TASK INSTRUCTIONS | Rewrite all the rows below as a JSON list of strings, with one string for each line. Skip blank lines and leave the pictures out.

= = = = = = =

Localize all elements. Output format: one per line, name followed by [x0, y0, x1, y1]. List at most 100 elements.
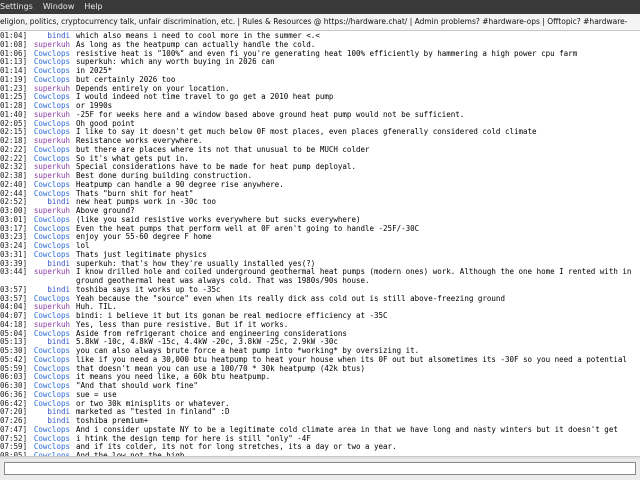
message-text: Depends entirely on your location. [76, 84, 230, 93]
message-timestamp: 01:28] [0, 102, 28, 110]
message-nick[interactable]: Cowclops [30, 242, 76, 251]
message-row: 07:26] bindi toshiba premium+ [0, 417, 640, 426]
message-text: Resistance works everywhere. [76, 137, 203, 145]
message-timestamp: 07:20] [0, 408, 28, 417]
message-nick[interactable]: Cowclops [30, 365, 76, 374]
message-text: which also means i need to cool more in … [76, 32, 320, 40]
message-nick[interactable]: Cowclops [30, 312, 76, 321]
message-nick[interactable]: bindi [30, 408, 76, 417]
message-nick[interactable]: Cowclops [30, 435, 76, 444]
message-nick[interactable]: Cowclops [30, 356, 76, 365]
message-row: 03:17] Cowclops Even the heat pumps that p… [0, 225, 640, 234]
message-row: 07:59] Cowclops and if its colder, its not… [0, 443, 640, 452]
message-nick[interactable]: Cowclops [30, 347, 76, 356]
message-nick[interactable]: Cowclops [30, 58, 76, 67]
message-timestamp: 01:14] [0, 67, 28, 75]
message-nick[interactable]: Cowclops [30, 233, 76, 242]
message-nick[interactable]: bindi [30, 260, 76, 269]
message-row: 02:44] Cowclops Thats "burn shit for heat" [0, 190, 640, 199]
message-timestamp: 01:19] [0, 75, 28, 84]
message-text: Best done during building construction. [76, 172, 253, 180]
message-text: you can also always brute force a heat p… [76, 347, 420, 355]
message-text: And i consider upstate NY to be a legiti… [76, 425, 618, 435]
message-nick[interactable]: Cowclops [30, 426, 76, 435]
message-nick[interactable]: superkuh [30, 85, 76, 94]
message-nick[interactable]: Cowclops [30, 295, 76, 304]
message-nick[interactable]: Cowclops [30, 391, 76, 400]
message-nick[interactable]: bindi [30, 338, 76, 347]
message-timestamp: 02:38] [0, 172, 28, 180]
message-text: lol [76, 242, 90, 250]
message-text: Above ground? [76, 207, 135, 215]
message-nick[interactable]: bindi [30, 198, 76, 207]
message-nick[interactable]: Cowclops [30, 190, 76, 199]
message-input[interactable] [4, 462, 636, 475]
message-nick[interactable]: Cowclops [30, 181, 76, 190]
message-timestamp: 04:04] [0, 303, 28, 312]
message-text: that doesn't mean you can use a 100/70 *… [76, 364, 365, 373]
message-nick[interactable]: Cowclops [30, 251, 76, 260]
menu-window[interactable]: Window [38, 0, 80, 14]
message-nick[interactable]: Cowclops [30, 443, 76, 452]
message-row: 03:24] Cowclops lol [0, 242, 640, 251]
message-row: 02:40] Cowclops Heatpump can handle a 90 d… [0, 181, 640, 190]
menu-help[interactable]: Help [79, 0, 107, 14]
message-text: toshiba says it works up to -35c [76, 285, 221, 294]
message-nick[interactable]: Cowclops [30, 225, 76, 234]
message-nick[interactable]: superkuh [30, 207, 76, 216]
message-timestamp: 07:47] [0, 425, 28, 434]
message-nick[interactable]: superkuh [30, 321, 76, 330]
message-text: superkuh: which any worth buying in 2026… [76, 58, 275, 67]
message-row: 06:03] Cowclops it means you need like, a … [0, 373, 640, 382]
message-timestamp: 05:13] [0, 338, 28, 347]
message-timestamp: 04:18] [0, 320, 28, 329]
message-text: So it's what gets put in. [76, 154, 189, 163]
message-text: "And that should work fine" [76, 382, 198, 390]
message-nick[interactable]: Cowclops [30, 76, 76, 85]
message-nick[interactable]: Cowclops [30, 330, 76, 339]
message-nick[interactable]: Cowclops [30, 373, 76, 382]
message-timestamp: 02:15] [0, 128, 28, 137]
message-nick[interactable]: bindi [30, 32, 76, 41]
message-text: Yeah because the "source" even when its … [76, 294, 505, 303]
message-nick[interactable]: bindi [30, 286, 76, 295]
message-nick[interactable]: Cowclops [30, 128, 76, 137]
message-nick[interactable]: Cowclops [30, 67, 76, 76]
message-timestamp: 03:57] [0, 294, 28, 303]
message-nick[interactable]: superkuh [30, 111, 76, 120]
message-nick[interactable]: bindi [30, 417, 76, 426]
message-nick[interactable]: Cowclops [30, 400, 76, 409]
message-nick[interactable]: Cowclops [30, 146, 76, 155]
message-nick[interactable]: superkuh [30, 41, 76, 50]
message-timestamp: 03:01] [0, 215, 28, 224]
message-timestamp: 03:17] [0, 224, 28, 233]
message-nick[interactable]: Cowclops [30, 216, 76, 225]
message-row: 03:23] Cowclops enjoy your 55-60 degree F … [0, 233, 640, 242]
message-nick[interactable]: superkuh [30, 268, 76, 286]
message-timestamp: 02:32] [0, 163, 28, 172]
menu-settings[interactable]: Settings [0, 0, 38, 14]
message-nick[interactable]: Cowclops [30, 382, 76, 391]
message-row: 04:04] superkuh Huh. TIL. [0, 303, 640, 312]
message-nick[interactable]: superkuh [30, 163, 76, 172]
message-nick[interactable]: Cowclops [30, 120, 76, 129]
chat-log[interactable]: 01:04] bindi which also means i need to co… [0, 32, 640, 456]
message-row: 01:06] Cowclops resistive heat is "100%" a… [0, 50, 640, 59]
message-row: 05:59] Cowclops that doesn't mean you can … [0, 365, 640, 374]
message-text: enjoy your 55-60 degree F home [76, 233, 212, 242]
message-text: toshiba premium+ [76, 417, 149, 425]
message-text: (like you said resistive works everywher… [76, 215, 361, 224]
message-nick[interactable]: Cowclops [30, 93, 76, 102]
message-text: Aside from refrigerant choice and engine… [76, 329, 347, 338]
message-text: in 2025* [76, 67, 113, 75]
message-nick[interactable]: superkuh [30, 303, 76, 312]
message-text: marketed as "tested in finland" :D [76, 408, 230, 417]
message-nick[interactable]: Cowclops [30, 155, 76, 164]
message-row: 02:18] superkuh Resistance works everywher… [0, 137, 640, 146]
message-nick[interactable]: superkuh [30, 172, 76, 181]
message-nick[interactable]: superkuh [30, 137, 76, 146]
message-row: 02:15] Cowclops I like to say it doesn't g… [0, 128, 640, 137]
message-row: 03:31] Cowclops Thats just legitimate phys… [0, 251, 640, 260]
message-nick[interactable]: Cowclops [30, 50, 76, 59]
message-nick[interactable]: Cowclops [30, 102, 76, 111]
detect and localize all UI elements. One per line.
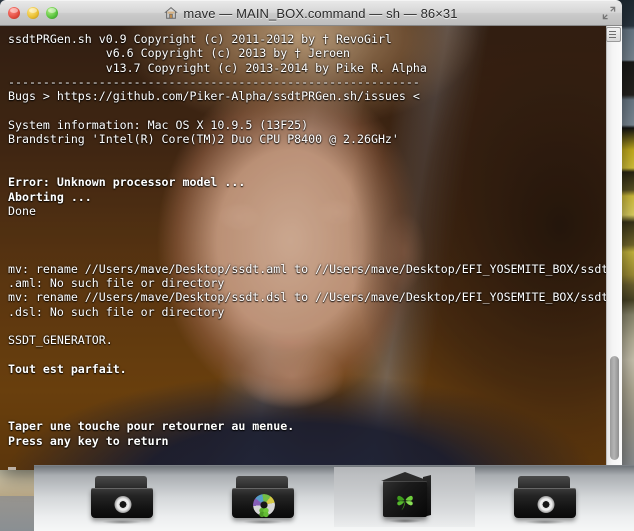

= = = = = = =

RESULT OF THIS TASK |
[
  "Localize all elements. Output format: one per line, name followed by [x0, y0, x1, y1]. List at most 100 elements.",
  "message-text: Depends entirely on your location. [76, 84, 230, 93]",
  "message-timestamp: 01:28] [0, 102, 28, 110]",
  "message-nick[interactable]: Cowclops [30, 242, 76, 251]",
  "message-row: 07:26] bindi toshiba premium+ [0, 417, 640, 426]",
  "message-text: Resistance works everywhere. [76, 137, 203, 145]",
  "message-timestamp: 07:20] [0, 408, 28, 417]",
  "message-nick[interactable]: Cowclops [30, 365, 76, 374]",
  "message-text: which also means i need to cool more in … [76, 32, 320, 40]",
  "message-nick[interactable]: Cowclops [30, 312, 76, 321]",
  "message-nick[interactable]: bindi [30, 408, 76, 417]",
  "message-nick[interactable]: Cowclops [30, 435, 76, 444]",
  "message-nick[interactable]: Cowclops [30, 356, 76, 365]",
  "message-row: 03:17] Cowclops Even the heat pumps that p… [0, 225, 640, 234]",
  "message-row: 07:59] Cowclops and if its colder, its not… [0, 443, 640, 452]",
  "message-nick[interactable]: Cowclops [30, 347, 76, 356]",
  "message-nick[interactable]: Cowclops [30, 58, 76, 67]",
  "message-timestamp: 01:14] [0, 67, 28, 75]",
  "message-nick[interactable]: Cowclops [30, 233, 76, 242]",
  "message-nick[interactable]: bindi [30, 260, 76, 269]",
  "message-row: 02:44] Cowclops Thats \"burn shit for heat\" [0, 190, 640, 199]",
  "message-timestamp: 01:19] [0, 75, 28, 84]",
  "message-text: Best done during building construction. [76, 172, 253, 180]",
  "message-text: you can also always brute force a heat p… [76, 347, 420, 355]",
  "message-text: And i consider upstate NY to be a legiti… [76, 425, 618, 435]",
  "message-nick[interactable]: Cowclops [30, 426, 76, 435]",
  "message-nick[interactable]: superkuh [30, 85, 76, 94]",
  "message-nick[interactable]: Cowclops [30, 295, 76, 304]",
  "message-nick[interactable]: Cowclops [30, 391, 76, 400]",
  "message-nick[interactable]: bindi [30, 338, 76, 347]",
  "message-timestamp: 02:38] [0, 172, 28, 180]",
  "message-text: lol [76, 242, 90, 250]",
  "message-text: Above ground? [76, 207, 135, 215]",
  "message-nick[interactable]: bindi [30, 198, 76, 207]",
  "message-nick[interactable]: Cowclops [30, 190, 76, 199]",
  "message-input[interactable] [4, 462, 636, 475]",
  "message-nick[interactable]: Cowclops [30, 181, 76, 190]",
  "message-timestamp: 04:04] [0, 303, 28, 312]",
  "message-text: that doesn't mean you can use a 100/70 *… [76, 364, 365, 373]",
  "message-nick[interactable]: Cowclops [30, 251, 76, 260]",
  "menu-window[interactable]: Window [38, 0, 80, 14]",
  "message-nick[interactable]: Cowclops [30, 443, 76, 452]",
  "message-row: 03:24] Cowclops lol [0, 242, 640, 251]",
  "message-row: 02:40] Cowclops Heatpump can handle a 90 d… [0, 181, 640, 190]",
  "menu-help[interactable]: Help [79, 0, 107, 14]",
  "message-text: toshiba says it works up to -35c [76, 285, 221, 294]",
  "message-nick[interactable]: Cowclops [30, 225, 76, 234]",
  "message-nick[interactable]: superkuh [30, 207, 76, 216]",
  "message-timestamp: 07:47] [0, 425, 28, 434]",
  "message-nick[interactable]: superkuh [30, 321, 76, 330]",
  "message-text: superkuh: which any worth buying in 2026… [76, 58, 275, 67]",
  "message-row: 06:03] Cowclops it means you need like, a … [0, 373, 640, 382]",
  "message-timestamp: 05:13] [0, 338, 28, 347]",
  "message-timestamp: 04:18] [0, 320, 28, 329]",
  "message-text: So it's what gets put in. [76, 154, 189, 163]",
  "message-text: \"And that should work fine\" [76, 382, 198, 390]",
  "message-nick[interactable]: Cowclops [30, 76, 76, 85]",
  "message-nick[interactable]: Cowclops [30, 330, 76, 339]",
  "message-nick[interactable]: Cowclops [30, 373, 76, 382]",
  "message-timestamp: 02:15] [0, 128, 28, 137]",
  "message-nick[interactable]: bindi [30, 32, 76, 41]",
  "message-text: Yeah because the \"source\" even when its … [76, 294, 505, 303]",
  "message-nick[interactable]: bindi [30, 286, 76, 295]",
  "message-nick[interactable]: Cowclops [30, 128, 76, 137]",
  "message-nick[interactable]: Cowclops [30, 67, 76, 76]",
  "message-timestamp: 03:57] [0, 294, 28, 303]",
  "message-nick[interactable]: superkuh [30, 111, 76, 120]",
  "message-nick[interactable]: bindi [30, 417, 76, 426]",
  "message-nick[interactable]: Cowclops [30, 400, 76, 409]",
  "message-nick[interactable]: Cowclops [30, 146, 76, 155]",
  "message-nick[interactable]: superkuh [30, 41, 76, 50]",
  "message-timestamp: 03:01] [0, 215, 28, 224]",
  "message-timestamp: 03:17] [0, 224, 28, 233]",
  "message-nick[interactable]: Cowclops [30, 216, 76, 225]",
  "message-row: 03:23] Cowclops enjoy your 55-60 degree F … [0, 233, 640, 242]",
  "message-nick[interactable]: superkuh [30, 268, 76, 286]",
  "message-timestamp: 02:32] [0, 163, 28, 172]",
  "menu-settings[interactable]: Settings [0, 0, 38, 14]",
  "message-nick[interactable]: Cowclops [30, 382, 76, 391]",
  "message-row: 04:04] superkuh Huh. TIL. [0, 303, 640, 312]",
  "message-nick[interactable]: superkuh [30, 163, 76, 172]",
  "message-nick[interactable]: Cowclops [30, 120, 76, 129]",
  "chat-log[interactable]: 01:04] bindi which also means i need to co… [0, 32, 640, 456]",
  "message-row: 01:06] Cowclops resistive heat is \"100%\" a… [0, 50, 640, 59]",
  "message-row: 05:59] Cowclops that doesn't mean you can … [0, 365, 640, 374]",
  "message-text: enjoy your 55-60 degree F home [76, 233, 212, 242]",
  "message-text: toshiba premium+ [76, 417, 149, 425]",
  "message-text: (like you said resistive works everywher… [76, 215, 361, 224]",
  "message-nick[interactable]: Cowclops [30, 93, 76, 102]",
  "message-text: Aside from refrigerant choice and engine… [76, 329, 347, 338]",
  "message-text: in 2025* [76, 67, 113, 75]",
  "message-nick[interactable]: superkuh [30, 303, 76, 312]",
  "message-text: marketed as \"tested in finland\" :D [76, 408, 230, 417]",
  "message-nick[interactable]: Cowclops [30, 155, 76, 164]",
  "message-row: 02:18] superkuh Resistance works everywher… [0, 137, 640, 146]",
  "message-nick[interactable]: superkuh [30, 172, 76, 181]",
  "message-nick[interactable]: superkuh [30, 137, 76, 146]",
  "message-row: 02:15] Cowclops I like to say it doesn't g… [0, 128, 640, 137]",
  "message-row: 03:31] Cowclops Thats just legitimate phys… [0, 251, 640, 260]",
  "message-nick[interactable]: Cowclops [30, 50, 76, 59]",
  "message-nick[interactable]: Cowclops [30, 102, 76, 111]",
  "detect and localize all UI elements. One per line."
]